→ **Task**
Return the whole listing exactly as it stands.

→ **Data for this exercise**
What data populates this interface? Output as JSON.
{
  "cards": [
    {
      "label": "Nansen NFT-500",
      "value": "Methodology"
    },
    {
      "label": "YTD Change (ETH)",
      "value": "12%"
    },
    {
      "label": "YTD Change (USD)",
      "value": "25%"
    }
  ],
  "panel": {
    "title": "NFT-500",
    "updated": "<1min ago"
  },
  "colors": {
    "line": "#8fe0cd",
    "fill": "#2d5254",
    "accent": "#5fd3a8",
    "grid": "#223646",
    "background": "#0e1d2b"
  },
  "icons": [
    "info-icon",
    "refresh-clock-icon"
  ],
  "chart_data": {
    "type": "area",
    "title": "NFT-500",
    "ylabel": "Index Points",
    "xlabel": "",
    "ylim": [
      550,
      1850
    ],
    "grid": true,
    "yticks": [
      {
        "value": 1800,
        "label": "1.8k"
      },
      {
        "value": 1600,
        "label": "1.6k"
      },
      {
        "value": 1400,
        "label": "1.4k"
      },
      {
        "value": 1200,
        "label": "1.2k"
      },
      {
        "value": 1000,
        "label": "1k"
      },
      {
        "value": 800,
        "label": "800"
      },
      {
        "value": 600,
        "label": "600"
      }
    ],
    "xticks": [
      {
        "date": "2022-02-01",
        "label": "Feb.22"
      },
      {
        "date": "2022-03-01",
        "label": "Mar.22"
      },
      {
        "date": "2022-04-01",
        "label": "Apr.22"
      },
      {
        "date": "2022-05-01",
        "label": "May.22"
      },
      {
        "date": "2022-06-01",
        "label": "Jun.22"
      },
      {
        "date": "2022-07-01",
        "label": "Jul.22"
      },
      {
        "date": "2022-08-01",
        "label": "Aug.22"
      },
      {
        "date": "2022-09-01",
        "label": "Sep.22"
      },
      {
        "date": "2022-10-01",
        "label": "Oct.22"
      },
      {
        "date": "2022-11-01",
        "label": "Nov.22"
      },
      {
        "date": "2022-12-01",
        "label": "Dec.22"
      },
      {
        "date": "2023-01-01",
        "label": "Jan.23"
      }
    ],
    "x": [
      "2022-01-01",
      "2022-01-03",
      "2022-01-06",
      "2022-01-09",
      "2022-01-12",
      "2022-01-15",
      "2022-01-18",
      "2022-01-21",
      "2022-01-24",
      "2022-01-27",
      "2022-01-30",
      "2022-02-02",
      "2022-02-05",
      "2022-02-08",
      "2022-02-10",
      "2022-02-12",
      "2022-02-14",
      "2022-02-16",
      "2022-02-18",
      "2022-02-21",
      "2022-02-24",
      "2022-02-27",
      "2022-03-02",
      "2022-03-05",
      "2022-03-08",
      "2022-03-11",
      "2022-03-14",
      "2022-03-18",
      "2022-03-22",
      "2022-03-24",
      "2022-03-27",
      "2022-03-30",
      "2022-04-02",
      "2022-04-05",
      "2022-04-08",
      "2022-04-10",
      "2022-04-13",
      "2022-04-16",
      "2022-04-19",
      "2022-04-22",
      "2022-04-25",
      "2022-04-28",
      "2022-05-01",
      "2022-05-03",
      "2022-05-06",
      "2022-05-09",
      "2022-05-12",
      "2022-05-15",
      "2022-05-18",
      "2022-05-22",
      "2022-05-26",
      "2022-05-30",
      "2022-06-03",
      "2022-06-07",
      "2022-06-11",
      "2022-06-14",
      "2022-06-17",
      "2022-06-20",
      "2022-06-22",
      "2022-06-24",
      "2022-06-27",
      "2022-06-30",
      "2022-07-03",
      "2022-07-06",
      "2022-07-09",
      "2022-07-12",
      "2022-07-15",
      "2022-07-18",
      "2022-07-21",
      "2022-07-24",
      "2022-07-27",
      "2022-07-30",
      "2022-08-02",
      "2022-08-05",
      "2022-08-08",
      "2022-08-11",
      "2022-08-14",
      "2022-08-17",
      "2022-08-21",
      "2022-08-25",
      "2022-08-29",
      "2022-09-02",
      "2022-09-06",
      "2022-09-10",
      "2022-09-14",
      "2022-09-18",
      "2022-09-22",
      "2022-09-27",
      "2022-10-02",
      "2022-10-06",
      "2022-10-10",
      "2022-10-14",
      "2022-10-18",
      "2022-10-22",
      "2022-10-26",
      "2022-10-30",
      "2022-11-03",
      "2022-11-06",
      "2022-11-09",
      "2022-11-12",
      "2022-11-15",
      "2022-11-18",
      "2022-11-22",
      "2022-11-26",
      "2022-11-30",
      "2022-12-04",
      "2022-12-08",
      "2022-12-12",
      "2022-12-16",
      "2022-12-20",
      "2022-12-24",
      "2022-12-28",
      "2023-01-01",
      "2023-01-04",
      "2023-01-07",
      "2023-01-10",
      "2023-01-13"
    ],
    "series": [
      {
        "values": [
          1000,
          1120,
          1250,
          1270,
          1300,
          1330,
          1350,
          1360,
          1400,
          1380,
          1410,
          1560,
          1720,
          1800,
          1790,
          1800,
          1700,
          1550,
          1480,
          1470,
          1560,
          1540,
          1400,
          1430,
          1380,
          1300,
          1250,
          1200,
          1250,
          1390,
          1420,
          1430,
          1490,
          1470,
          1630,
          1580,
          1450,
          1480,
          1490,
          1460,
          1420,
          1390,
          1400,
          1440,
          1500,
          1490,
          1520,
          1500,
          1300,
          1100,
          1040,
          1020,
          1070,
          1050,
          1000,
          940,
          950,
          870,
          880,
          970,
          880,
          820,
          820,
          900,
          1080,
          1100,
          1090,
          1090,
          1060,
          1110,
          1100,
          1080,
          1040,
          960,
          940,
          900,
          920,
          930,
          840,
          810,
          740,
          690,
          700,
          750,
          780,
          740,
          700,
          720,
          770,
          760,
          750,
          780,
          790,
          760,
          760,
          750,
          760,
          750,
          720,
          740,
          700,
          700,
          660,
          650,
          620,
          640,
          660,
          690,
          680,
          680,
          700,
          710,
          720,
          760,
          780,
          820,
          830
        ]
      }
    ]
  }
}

→ **Task response**
What data populates this interface? Output as JSON.
{
  "cards": [
    {
      "label": "Nansen NFT-500",
      "value": "Methodology"
    },
    {
      "label": "YTD Change (ETH)",
      "value": "12%"
    },
    {
      "label": "YTD Change (USD)",
      "value": "25%"
    }
  ],
  "panel": {
    "title": "NFT-500",
    "updated": "<1min ago"
  },
  "colors": {
    "line": "#8fe0cd",
    "fill": "#2d5254",
    "accent": "#5fd3a8",
    "grid": "#223646",
    "background": "#0e1d2b"
  },
  "icons": [
    "info-icon",
    "refresh-clock-icon"
  ],
  "chart_data": {
    "type": "area",
    "title": "NFT-500",
    "ylabel": "Index Points",
    "xlabel": "",
    "ylim": [
      550,
      1850
    ],
    "grid": true,
    "yticks": [
      {
        "value": 1800,
        "label": "1.8k"
      },
      {
        "value": 1600,
        "label": "1.6k"
      },
      {
        "value": 1400,
        "label": "1.4k"
      },
      {
        "value": 1200,
        "label": "1.2k"
      },
      {
        "value": 1000,
        "label": "1k"
      },
      {
        "value": 800,
        "label": "800"
      },
      {
        "value": 600,
        "label": "600"
      }
    ],
    "xticks": [
      {
        "date": "2022-02-01",
        "label": "Feb.22"
      },
      {
        "date": "2022-03-01",
        "label": "Mar.22"
      },
      {
        "date": "2022-04-01",
        "label": "Apr.22"
      },
      {
        "date": "2022-05-01",
        "label": "May.22"
      },
      {
        "date": "2022-06-01",
        "label": "Jun.22"
      },
      {
        "date": "2022-07-01",
        "label": "Jul.22"
      },
      {
        "date": "2022-08-01",
        "label": "Aug.22"
      },
      {
        "date": "2022-09-01",
        "label": "Sep.22"
      },
      {
        "date": "2022-10-01",
        "label": "Oct.22"
      },
      {
        "date": "2022-11-01",
        "label": "Nov.22"
      },
      {
        "date": "2022-12-01",
        "label": "Dec.22"
      },
      {
        "date": "2023-01-01",
        "label": "Jan.23"
      }
    ],
    "x": [
      "2022-01-01",
      "2022-01-03",
      "2022-01-06",
      "2022-01-09",
      "2022-01-12",
      "2022-01-15",
      "2022-01-18",
      "2022-01-21",
      "2022-01-24",
      "2022-01-27",
      "2022-01-30",
      "2022-02-02",
      "2022-02-05",
      "2022-02-08",
      "2022-02-10",
      "2022-02-12",
      "2022-02-14",
      "2022-02-16",
      "2022-02-18",
      "2022-02-21",
      "2022-02-24",
      "2022-02-27",
      "2022-03-02",
      "2022-03-05",
      "2022-03-08",
      "2022-03-11",
      "2022-03-14",
      "2022-03-18",
      "2022-03-22",
      "2022-03-24",
      "2022-03-27",
      "2022-03-30",
      "2022-04-02",
      "2022-04-05",
      "2022-04-08",
      "2022-04-10",
      "2022-04-13",
      "2022-04-16",
      "2022-04-19",
      "2022-04-22",
      "2022-04-25",
      "2022-04-28",
      "2022-05-01",
      "2022-05-03",
      "2022-05-06",
      "2022-05-09",
      "2022-05-12",
      "2022-05-15",
      "2022-05-18",
      "2022-05-22",
      "2022-05-26",
      "2022-05-30",
      "2022-06-03",
      "2022-06-07",
      "2022-06-11",
      "2022-06-14",
      "2022-06-17",
      "2022-06-20",
      "2022-06-22",
      "2022-06-24",
      "2022-06-27",
      "2022-06-30",
      "2022-07-03",
      "2022-07-06",
      "2022-07-09",
      "2022-07-12",
      "2022-07-15",
      "2022-07-18",
      "2022-07-21",
      "2022-07-24",
      "2022-07-27",
      "2022-07-30",
      "2022-08-02",
      "2022-08-05",
      "2022-08-08",
      "2022-08-11",
      "2022-08-14",
      "2022-08-17",
      "2022-08-21",
      "2022-08-25",
      "2022-08-29",
      "2022-09-02",
      "2022-09-06",
      "2022-09-10",
      "2022-09-14",
      "2022-09-18",
      "2022-09-22",
      "2022-09-27",
      "2022-10-02",
      "2022-10-06",
      "2022-10-10",
      "2022-10-14",
      "2022-10-18",
      "2022-10-22",
      "2022-10-26",
      "2022-10-30",
      "2022-11-03",
      "2022-11-06",
      "2022-11-09",
      "2022-11-12",
      "2022-11-15",
      "2022-11-18",
      "2022-11-22",
      "2022-11-26",
      "2022-11-30",
      "2022-12-04",
      "2022-12-08",
      "2022-12-12",
      "2022-12-16",
      "2022-12-20",
      "2022-12-24",
      "2022-12-28",
      "2023-01-01",
      "2023-01-04",
      "2023-01-07",
      "2023-01-10",
      "2023-01-13"
    ],
    "series": [
      {
        "values": [
          1000,
          1120,
          1250,
          1270,
          1300,
          1330,
          1350,
          1360,
          1400,
          1380,
          1410,
          1560,
          1720,
          1800,
          1790,
          1800,
          1700,
          1550,
          1480,
          1470,
          1560,
          1540,
          1400,
          1430,
          1380,
          1300,
          1250,
          1200,
          1250,
          1390,
          1420,
          1430,
          1490,
          1470,
          1630,
          1580,
          1450,
          1480,
          1490,
          1460,
          1420,
          1390,
          1400,
          1440,
          1500,
          1490,
          1520,
          1500,
          1300,
          1100,
          1040,
          1020,
          1070,
          1050,
          1000,
          940,
          950,
          870,
          880,
          970,
          880,
          820,
          820,
          900,
          1080,
          1100,
          1090,
          1090,
          1060,
          1110,
          1100,
          1080,
          1040,
          960,
          940,
          900,
          920,
          930,
          840,
          810,
          740,
          690,
          700,
          750,
          780,
          740,
          700,
          720,
          770,
          760,
          750,
          780,
          790,
          760,
          760,
          750,
          760,
          750,
          720,
          740,
          700,
          700,
          660,
          650,
          620,
          640,
          660,
          690,
          680,
          680,
          700,
          710,
          720,
          760,
          780,
          820,
          830
        ]
      }
    ]
  }
}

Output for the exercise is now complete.